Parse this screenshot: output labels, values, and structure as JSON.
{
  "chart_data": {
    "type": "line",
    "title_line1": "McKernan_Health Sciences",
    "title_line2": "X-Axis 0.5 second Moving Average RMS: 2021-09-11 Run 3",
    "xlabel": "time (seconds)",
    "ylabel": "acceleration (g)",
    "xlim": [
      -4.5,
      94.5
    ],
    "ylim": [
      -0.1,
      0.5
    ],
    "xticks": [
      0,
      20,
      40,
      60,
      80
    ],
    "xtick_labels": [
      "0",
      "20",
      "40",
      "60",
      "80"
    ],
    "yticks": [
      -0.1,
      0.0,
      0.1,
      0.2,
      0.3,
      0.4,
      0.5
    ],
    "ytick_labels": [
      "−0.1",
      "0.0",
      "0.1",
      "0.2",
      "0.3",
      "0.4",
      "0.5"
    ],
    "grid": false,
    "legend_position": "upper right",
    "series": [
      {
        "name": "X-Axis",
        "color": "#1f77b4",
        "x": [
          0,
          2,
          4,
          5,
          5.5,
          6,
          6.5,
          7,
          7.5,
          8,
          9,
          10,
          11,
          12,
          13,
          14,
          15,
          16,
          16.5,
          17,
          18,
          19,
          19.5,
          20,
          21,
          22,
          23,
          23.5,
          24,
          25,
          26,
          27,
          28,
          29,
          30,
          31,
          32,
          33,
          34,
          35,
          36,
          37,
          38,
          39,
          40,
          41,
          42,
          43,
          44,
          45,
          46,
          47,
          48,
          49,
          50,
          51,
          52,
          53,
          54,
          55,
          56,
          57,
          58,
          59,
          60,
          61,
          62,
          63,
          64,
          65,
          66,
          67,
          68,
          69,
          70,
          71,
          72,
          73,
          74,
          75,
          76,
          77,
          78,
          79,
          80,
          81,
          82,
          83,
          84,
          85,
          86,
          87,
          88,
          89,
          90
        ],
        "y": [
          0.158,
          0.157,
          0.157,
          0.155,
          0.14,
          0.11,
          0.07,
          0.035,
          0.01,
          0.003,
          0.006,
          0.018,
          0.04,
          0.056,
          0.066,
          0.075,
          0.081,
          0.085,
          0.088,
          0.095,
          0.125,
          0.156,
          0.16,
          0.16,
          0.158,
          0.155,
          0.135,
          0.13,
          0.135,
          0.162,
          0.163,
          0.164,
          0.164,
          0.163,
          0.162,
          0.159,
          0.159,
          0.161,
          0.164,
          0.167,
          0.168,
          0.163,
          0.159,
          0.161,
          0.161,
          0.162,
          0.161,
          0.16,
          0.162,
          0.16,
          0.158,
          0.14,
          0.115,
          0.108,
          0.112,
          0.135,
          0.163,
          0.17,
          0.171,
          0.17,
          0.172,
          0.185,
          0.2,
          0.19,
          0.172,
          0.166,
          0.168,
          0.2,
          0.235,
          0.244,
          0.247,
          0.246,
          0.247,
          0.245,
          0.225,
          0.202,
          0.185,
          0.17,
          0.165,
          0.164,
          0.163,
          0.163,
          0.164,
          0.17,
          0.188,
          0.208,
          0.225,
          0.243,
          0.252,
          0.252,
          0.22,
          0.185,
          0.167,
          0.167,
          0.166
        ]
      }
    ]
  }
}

==========

(WRITTEN REQUEST) Copy all the lines, exactly.

(TASK ANSWER)
Parse this screenshot: output labels, values, and structure as JSON.
{
  "chart_data": {
    "type": "line",
    "title_line1": "McKernan_Health Sciences",
    "title_line2": "X-Axis 0.5 second Moving Average RMS: 2021-09-11 Run 3",
    "xlabel": "time (seconds)",
    "ylabel": "acceleration (g)",
    "xlim": [
      -4.5,
      94.5
    ],
    "ylim": [
      -0.1,
      0.5
    ],
    "xticks": [
      0,
      20,
      40,
      60,
      80
    ],
    "xtick_labels": [
      "0",
      "20",
      "40",
      "60",
      "80"
    ],
    "yticks": [
      -0.1,
      0.0,
      0.1,
      0.2,
      0.3,
      0.4,
      0.5
    ],
    "ytick_labels": [
      "−0.1",
      "0.0",
      "0.1",
      "0.2",
      "0.3",
      "0.4",
      "0.5"
    ],
    "grid": false,
    "legend_position": "upper right",
    "series": [
      {
        "name": "X-Axis",
        "color": "#1f77b4",
        "x": [
          0,
          2,
          4,
          5,
          5.5,
          6,
          6.5,
          7,
          7.5,
          8,
          9,
          10,
          11,
          12,
          13,
          14,
          15,
          16,
          16.5,
          17,
          18,
          19,
          19.5,
          20,
          21,
          22,
          23,
          23.5,
          24,
          25,
          26,
          27,
          28,
          29,
          30,
          31,
          32,
          33,
          34,
          35,
          36,
          37,
          38,
          39,
          40,
          41,
          42,
          43,
          44,
          45,
          46,
          47,
          48,
          49,
          50,
          51,
          52,
          53,
          54,
          55,
          56,
          57,
          58,
          59,
          60,
          61,
          62,
          63,
          64,
          65,
          66,
          67,
          68,
          69,
          70,
          71,
          72,
          73,
          74,
          75,
          76,
          77,
          78,
          79,
          80,
          81,
          82,
          83,
          84,
          85,
          86,
          87,
          88,
          89,
          90
        ],
        "y": [
          0.158,
          0.157,
          0.157,
          0.155,
          0.14,
          0.11,
          0.07,
          0.035,
          0.01,
          0.003,
          0.006,
          0.018,
          0.04,
          0.056,
          0.066,
          0.075,
          0.081,
          0.085,
          0.088,
          0.095,
          0.125,
          0.156,
          0.16,
          0.16,
          0.158,
          0.155,
          0.135,
          0.13,
          0.135,
          0.162,
          0.163,
          0.164,
          0.164,
          0.163,
          0.162,
          0.159,
          0.159,
          0.161,
          0.164,
          0.167,
          0.168,
          0.163,
          0.159,
          0.161,
          0.161,
          0.162,
          0.161,
          0.16,
          0.162,
          0.16,
          0.158,
          0.14,
          0.115,
          0.108,
          0.112,
          0.135,
          0.163,
          0.17,
          0.171,
          0.17,
          0.172,
          0.185,
          0.2,
          0.19,
          0.172,
          0.166,
          0.168,
          0.2,
          0.235,
          0.244,
          0.247,
          0.246,
          0.247,
          0.245,
          0.225,
          0.202,
          0.185,
          0.17,
          0.165,
          0.164,
          0.163,
          0.163,
          0.164,
          0.17,
          0.188,
          0.208,
          0.225,
          0.243,
          0.252,
          0.252,
          0.22,
          0.185,
          0.167,
          0.167,
          0.166
        ]
      }
    ]
  }
}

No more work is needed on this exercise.